Transcribe the records below exactly, leaving out any pictures.

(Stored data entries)
----------------------------------------
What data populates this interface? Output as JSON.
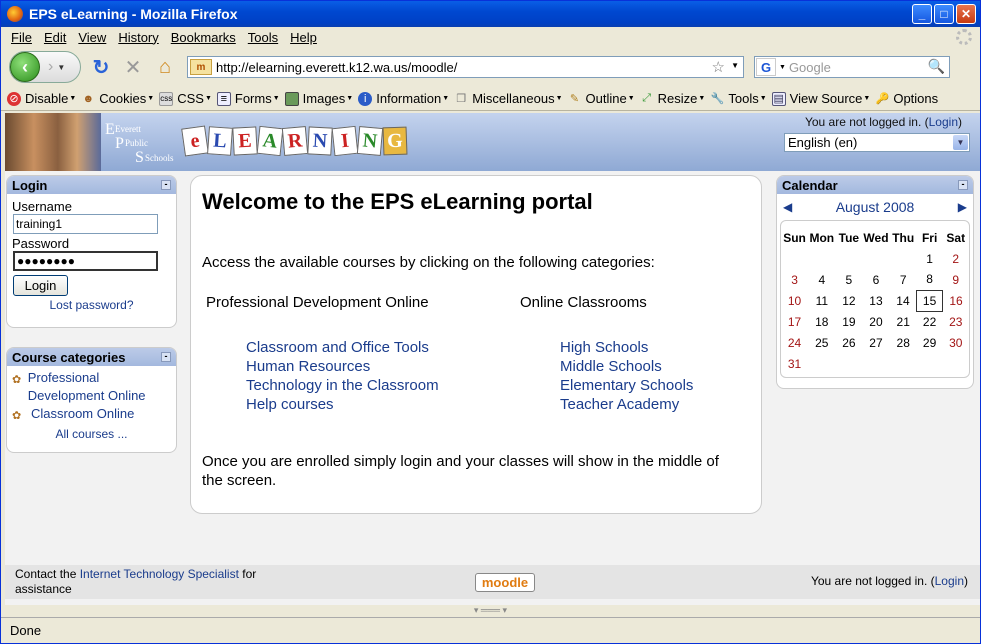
{
  "window": {
    "title": "EPS eLearning - Mozilla Firefox"
  },
  "menu": [
    "File",
    "Edit",
    "View",
    "History",
    "Bookmarks",
    "Tools",
    "Help"
  ],
  "address": {
    "url": "http://elearning.everett.k12.wa.us/moodle/"
  },
  "search": {
    "engine": "G",
    "placeholder": "Google"
  },
  "devtoolbar": [
    "Disable",
    "Cookies",
    "CSS",
    "Forms",
    "Images",
    "Information",
    "Miscellaneous",
    "Outline",
    "Resize",
    "Tools",
    "View Source",
    "Options"
  ],
  "header": {
    "not_logged_prefix": "You are not logged in. (",
    "login_link": "Login",
    "not_logged_suffix": ")",
    "language": "English (en)",
    "logo_text": [
      "e",
      "L",
      "E",
      "A",
      "R",
      "N",
      "I",
      "N",
      "G"
    ],
    "eps_lines": [
      "Everett",
      "Public",
      "Schools"
    ]
  },
  "login": {
    "title": "Login",
    "username_label": "Username",
    "username_value": "training1",
    "password_label": "Password",
    "password_value": "●●●●●●●●",
    "button": "Login",
    "lost": "Lost password?"
  },
  "categories": {
    "title": "Course categories",
    "items": [
      "Professional Development Online",
      "Classroom Online"
    ],
    "all": "All courses ..."
  },
  "main": {
    "heading": "Welcome to the EPS eLearning portal",
    "intro": "Access the available courses by clicking on the following categories:",
    "col1_title": "Professional Development Online",
    "col1_links": [
      "Classroom and Office Tools",
      "Human Resources",
      "Technology in the Classroom",
      "Help courses"
    ],
    "col2_title": "Online Classrooms",
    "col2_links": [
      "High Schools",
      "Middle Schools",
      "Elementary Schools",
      "Teacher Academy"
    ],
    "outro": "Once you are enrolled simply login and your classes will show in the middle of the screen."
  },
  "calendar": {
    "title": "Calendar",
    "month": "August 2008",
    "days": [
      "Sun",
      "Mon",
      "Tue",
      "Wed",
      "Thu",
      "Fri",
      "Sat"
    ],
    "weeks": [
      [
        "",
        "",
        "",
        "",
        "",
        "1",
        "2"
      ],
      [
        "3",
        "4",
        "5",
        "6",
        "7",
        "8",
        "9"
      ],
      [
        "10",
        "11",
        "12",
        "13",
        "14",
        "15",
        "16"
      ],
      [
        "17",
        "18",
        "19",
        "20",
        "21",
        "22",
        "23"
      ],
      [
        "24",
        "25",
        "26",
        "27",
        "28",
        "29",
        "30"
      ],
      [
        "31",
        "",
        "",
        "",
        "",
        "",
        ""
      ]
    ],
    "today": "15"
  },
  "footer": {
    "contact_prefix": "Contact the ",
    "contact_link": "Internet Technology Specialist",
    "contact_suffix": " for assistance",
    "logo": "moodle",
    "not_logged_prefix": "You are not logged in. (",
    "login_link": "Login",
    "not_logged_suffix": ")"
  },
  "status": "Done"
}
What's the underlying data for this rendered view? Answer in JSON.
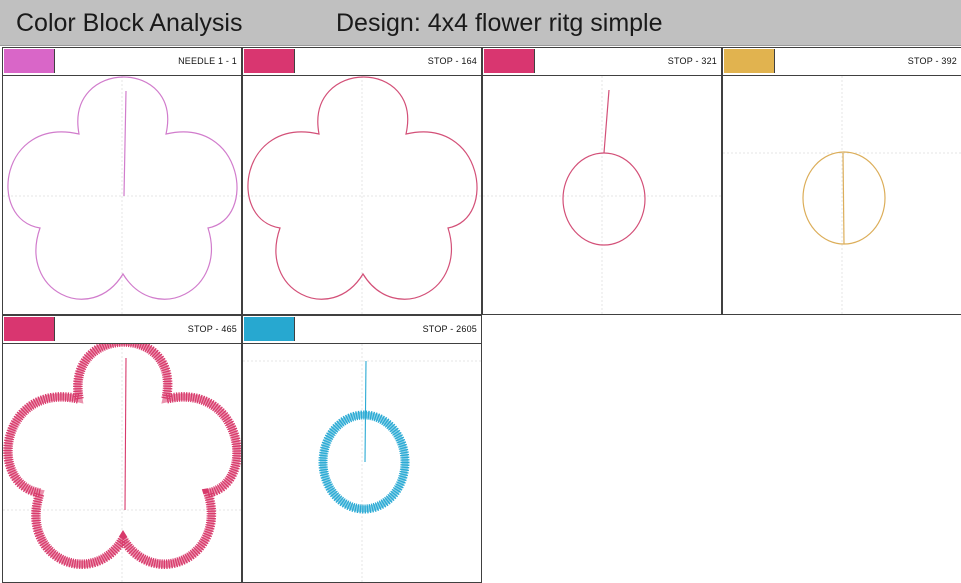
----------------------------------------
• [WRITTEN REPLY]
What data populates this interface? Output as JSON.
{
  "window": {
    "title": "EPS eLearning - Mozilla Firefox"
  },
  "menu": [
    "File",
    "Edit",
    "View",
    "History",
    "Bookmarks",
    "Tools",
    "Help"
  ],
  "address": {
    "url": "http://elearning.everett.k12.wa.us/moodle/"
  },
  "search": {
    "engine": "G",
    "placeholder": "Google"
  },
  "devtoolbar": [
    "Disable",
    "Cookies",
    "CSS",
    "Forms",
    "Images",
    "Information",
    "Miscellaneous",
    "Outline",
    "Resize",
    "Tools",
    "View Source",
    "Options"
  ],
  "header": {
    "not_logged_prefix": "You are not logged in. (",
    "login_link": "Login",
    "not_logged_suffix": ")",
    "language": "English (en)",
    "logo_text": [
      "e",
      "L",
      "E",
      "A",
      "R",
      "N",
      "I",
      "N",
      "G"
    ],
    "eps_lines": [
      "Everett",
      "Public",
      "Schools"
    ]
  },
  "login": {
    "title": "Login",
    "username_label": "Username",
    "username_value": "training1",
    "password_label": "Password",
    "password_value": "●●●●●●●●",
    "button": "Login",
    "lost": "Lost password?"
  },
  "categories": {
    "title": "Course categories",
    "items": [
      "Professional Development Online",
      "Classroom Online"
    ],
    "all": "All courses ..."
  },
  "main": {
    "heading": "Welcome to the EPS eLearning portal",
    "intro": "Access the available courses by clicking on the following categories:",
    "col1_title": "Professional Development Online",
    "col1_links": [
      "Classroom and Office Tools",
      "Human Resources",
      "Technology in the Classroom",
      "Help courses"
    ],
    "col2_title": "Online Classrooms",
    "col2_links": [
      "High Schools",
      "Middle Schools",
      "Elementary Schools",
      "Teacher Academy"
    ],
    "outro": "Once you are enrolled simply login and your classes will show in the middle of the screen."
  },
  "calendar": {
    "title": "Calendar",
    "month": "August 2008",
    "days": [
      "Sun",
      "Mon",
      "Tue",
      "Wed",
      "Thu",
      "Fri",
      "Sat"
    ],
    "weeks": [
      [
        "",
        "",
        "",
        "",
        "",
        "1",
        "2"
      ],
      [
        "3",
        "4",
        "5",
        "6",
        "7",
        "8",
        "9"
      ],
      [
        "10",
        "11",
        "12",
        "13",
        "14",
        "15",
        "16"
      ],
      [
        "17",
        "18",
        "19",
        "20",
        "21",
        "22",
        "23"
      ],
      [
        "24",
        "25",
        "26",
        "27",
        "28",
        "29",
        "30"
      ],
      [
        "31",
        "",
        "",
        "",
        "",
        "",
        ""
      ]
    ],
    "today": "15"
  },
  "footer": {
    "contact_prefix": "Contact the ",
    "contact_link": "Internet Technology Specialist",
    "contact_suffix": " for assistance",
    "logo": "moodle",
    "not_logged_prefix": "You are not logged in. (",
    "login_link": "Login",
    "not_logged_suffix": ")"
  },
  "status": "Done"
}
What's the underlying data for this rendered view? Answer in JSON.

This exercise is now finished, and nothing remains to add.